#### TASK INPUTS

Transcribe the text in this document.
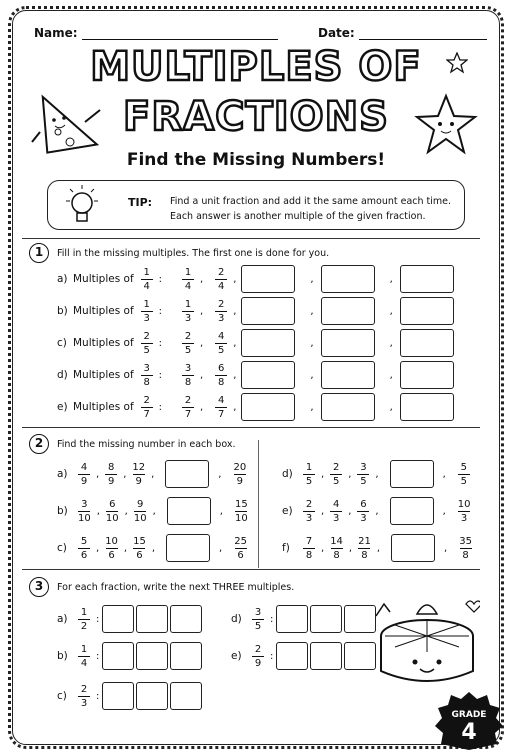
Name:	Date:
MULTIPLES OF
FRACTIONS
Find the Missing Numbers!
TIP: Find a unit fraction and add it the same amount each time.
Each answer is another multiple of the given fraction.
1	Fill in the missing multiples. The first one is done for you.
a) Multiples of $\frac{1}{4}$ : $\frac{1}{4}$ , $\frac{2}{4}$ ,	,	,
b) Multiples of $\frac{1}{3}$ : $\frac{1}{3}$ , $\frac{2}{3}$ ,	,	,
c) Multiples of $\frac{2}{5}$ : $\frac{2}{5}$ , $\frac{4}{5}$ ,	,	,
d) Multiples of $\frac{3}{8}$ : $\frac{3}{8}$ , $\frac{6}{8}$ ,	,	,
e) Multiples of $\frac{2}{7}$ : $\frac{2}{7}$ , $\frac{4}{7}$ ,	,	,
2	Find the missing number in each box.
a)	$\frac{4}{9}$ , $\frac{8}{9}$ , $\frac{12}{9}$ ,	, $\frac{20}{9}$
b)	$\frac{3}{10}$ , $\frac{6}{10}$ , $\frac{9}{10}$ ,	, $\frac{15}{10}$
c)	$\frac{5}{6}$ , $\frac{10}{6}$ , $\frac{15}{6}$ ,	, $\frac{25}{6}$
d)	$\frac{1}{5}$ , $\frac{2}{5}$ , $\frac{3}{5}$ ,	, $\frac{5}{5}$
e)	$\frac{2}{3}$ , $\frac{4}{3}$ , $\frac{6}{3}$ ,	, $\frac{10}{3}$
f)	$\frac{7}{8}$ , $\frac{14}{8}$ , $\frac{21}{8}$ ,	, $\frac{35}{8}$
3	For each fraction, write the next THREE multiples.
a)	$\frac{1}{2}$ :
b)	$\frac{1}{4}$ :
c)	$\frac{2}{3}$ :
d)	$\frac{3}{5}$ :
e)	$\frac{2}{9}$ :
GRADE
4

########

Within the listing, how many lines hold the word "Find"? Only the number is to be given.

3